─── DATA PROVIDED ───
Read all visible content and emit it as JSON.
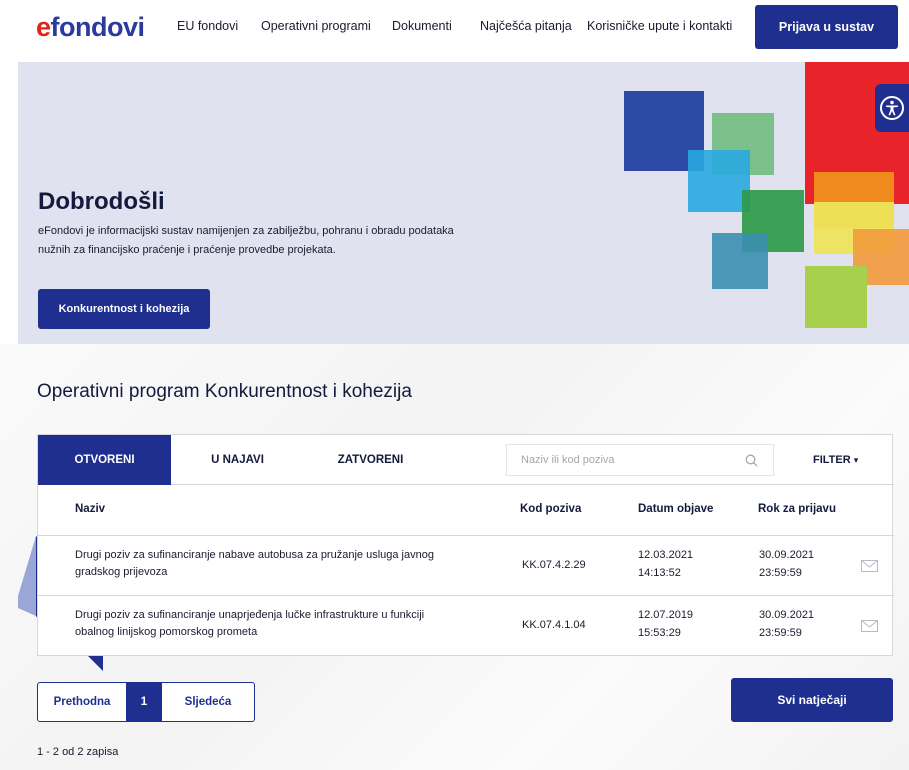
{
  "header": {
    "logo_e": "e",
    "logo_rest": "fondovi",
    "nav": [
      "EU fondovi",
      "Operativni programi",
      "Dokumenti",
      "Najčešća pitanja",
      "Korisničke upute i kontakti"
    ],
    "login_label": "Prijava u sustav"
  },
  "hero": {
    "title": "Dobrodošli",
    "description": "eFondovi je informacijski sustav namijenjen za zabilježbu, pohranu i obradu podataka nužnih za financijsko praćenje i praćenje provedbe projekata.",
    "button_label": "Konkurentnost i kohezija"
  },
  "section": {
    "title": "Operativni program Konkurentnost i kohezija"
  },
  "tabs": [
    "OTVORENI",
    "U NAJAVI",
    "ZATVORENI"
  ],
  "search": {
    "placeholder": "Naziv ili kod poziva"
  },
  "filter_label": "FILTER",
  "table": {
    "headers": [
      "Naziv",
      "Kod poziva",
      "Datum objave",
      "Rok za prijavu"
    ],
    "rows": [
      {
        "name": "Drugi poziv za sufinanciranje nabave autobusa za pružanje usluga javnog gradskog prijevoza",
        "code": "KK.07.4.2.29",
        "published_date": "12.03.2021",
        "published_time": "14:13:52",
        "deadline_date": "30.09.2021",
        "deadline_time": "23:59:59"
      },
      {
        "name": "Drugi poziv za sufinanciranje unaprjeđenja lučke infrastrukture u funkciji obalnog linijskog pomorskog prometa",
        "code": "KK.07.4.1.04",
        "published_date": "12.07.2019",
        "published_time": "15:53:29",
        "deadline_date": "30.09.2021",
        "deadline_time": "23:59:59"
      }
    ]
  },
  "pagination": {
    "prev": "Prethodna",
    "current": "1",
    "next": "Sljedeća"
  },
  "all_calls_label": "Svi natječaji",
  "records_text": "1 - 2 od 2 zapisa",
  "colors": {
    "brand_blue": "#1f2f8f",
    "logo_red": "#e2231a",
    "hero_bg": "#e1e2f0"
  },
  "icons": [
    "accessibility-icon",
    "search-icon",
    "caret-down-icon",
    "mail-icon"
  ]
}
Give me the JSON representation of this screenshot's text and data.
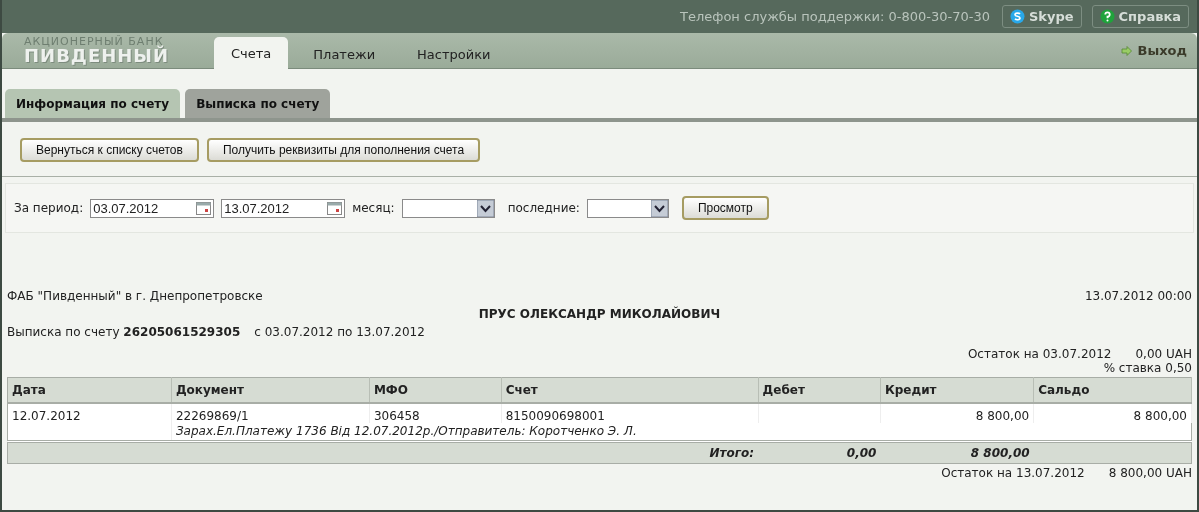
{
  "top_bar": {
    "support_phone": "Телефон службы поддержки: 0-800-30-70-30",
    "buttons": [
      {
        "label": "Skype",
        "kind": "skype"
      },
      {
        "label": "Справка",
        "kind": "help"
      }
    ]
  },
  "logo": {
    "line1": "АКЦИОНЕРНЫЙ БАНК",
    "line2": "ПИВДЕННЫЙ"
  },
  "nav_tabs": [
    {
      "label": "Счета",
      "selected": true
    },
    {
      "label": "Платежи",
      "selected": false
    },
    {
      "label": "Настройки",
      "selected": false
    }
  ],
  "logout": "Выход",
  "sub_tabs": [
    {
      "label": "Информация по счету",
      "selected": false
    },
    {
      "label": "Выписка по счету",
      "selected": true
    }
  ],
  "actions": [
    "Вернуться к списку счетов",
    "Получить реквизиты для пополнения счета"
  ],
  "filter": {
    "period_label": "За период:",
    "date_from": "03.07.2012",
    "date_to": "13.07.2012",
    "month_label": "месяц:",
    "last_label": "последние:",
    "view_button": "Просмотр"
  },
  "report": {
    "bank": "ФАБ \"Пивденный\" в г. Днепропетровске",
    "datetime": "13.07.2012 00:00",
    "holder": "ПРУС ОЛЕКСАНДР МИКОЛАЙОВИЧ",
    "statement": "Выписка по счету **26205061529305**",
    "period": "с 03.07.2012 по 13.07.2012",
    "opening_label": "Остаток на 03.07.2012",
    "opening_value": "0,00 UAH",
    "rate": "% ставка 0,50",
    "table": {
      "columns": [
        "Дата",
        "Документ",
        "МФО",
        "Счет",
        "Дебет",
        "Кредит",
        "Сальдо"
      ],
      "rows": [
        {
          "cells": [
            "12.07.2012",
            "22269869/1",
            "306458",
            "8150090698001",
            "",
            "8 800,00",
            "8 800,00"
          ],
          "note": "Зарах.Ел.Платежу 1736 Від 12.07.2012р./Отправитель: Коротченко Э. Л."
        }
      ],
      "totals": {
        "label": "Итого:",
        "debit": "0,00",
        "credit": "8 800,00"
      }
    },
    "closing_label": "Остаток на 13.07.2012",
    "closing_value": "8 800,00 UAH"
  }
}
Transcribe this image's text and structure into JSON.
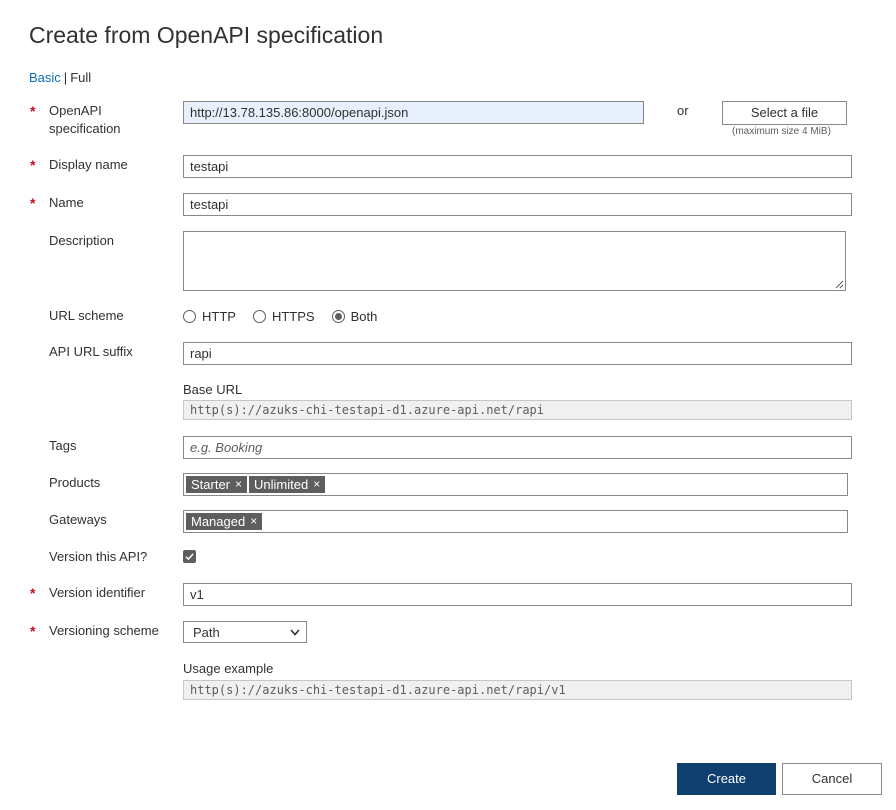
{
  "title": "Create from OpenAPI specification",
  "modes": {
    "basic": "Basic",
    "separator": "|",
    "full": "Full"
  },
  "required_mark": "*",
  "openapi": {
    "label_line1": "OpenAPI",
    "label_line2": "specification",
    "value": "http://13.78.135.86:8000/openapi.json",
    "or_text": "or",
    "select_file_label": "Select a file",
    "max_size_hint": "(maximum size 4 MiB)"
  },
  "display_name": {
    "label": "Display name",
    "value": "testapi"
  },
  "name": {
    "label": "Name",
    "value": "testapi"
  },
  "description": {
    "label": "Description",
    "value": ""
  },
  "url_scheme": {
    "label": "URL scheme",
    "options": [
      "HTTP",
      "HTTPS",
      "Both"
    ],
    "selected": "Both"
  },
  "api_url_suffix": {
    "label": "API URL suffix",
    "value": "rapi",
    "base_url_label": "Base URL",
    "base_url_value": "http(s)://azuks-chi-testapi-d1.azure-api.net/rapi"
  },
  "tags": {
    "label": "Tags",
    "placeholder": "e.g. Booking"
  },
  "products": {
    "label": "Products",
    "chips": [
      "Starter",
      "Unlimited"
    ]
  },
  "gateways": {
    "label": "Gateways",
    "chips": [
      "Managed"
    ]
  },
  "version_api": {
    "label": "Version this API?",
    "checked": true
  },
  "version_identifier": {
    "label": "Version identifier",
    "value": "v1"
  },
  "versioning_scheme": {
    "label": "Versioning scheme",
    "selected": "Path",
    "usage_label": "Usage example",
    "usage_value": "http(s)://azuks-chi-testapi-d1.azure-api.net/rapi/v1"
  },
  "chip_remove_glyph": "×",
  "buttons": {
    "create": "Create",
    "cancel": "Cancel"
  },
  "colors": {
    "primary_button": "#0e3f6e",
    "required": "#c50f1f",
    "link": "#0f6cbd",
    "chip": "#605e5c",
    "highlight_input": "#e8f0fe"
  }
}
───
Only lines with the string "Naziv" belong in your answer; copy each one.

| RESPONSE TO THE EXERCISE |
    "placeholder": "Naziv ili kod poziva"
      "Naziv",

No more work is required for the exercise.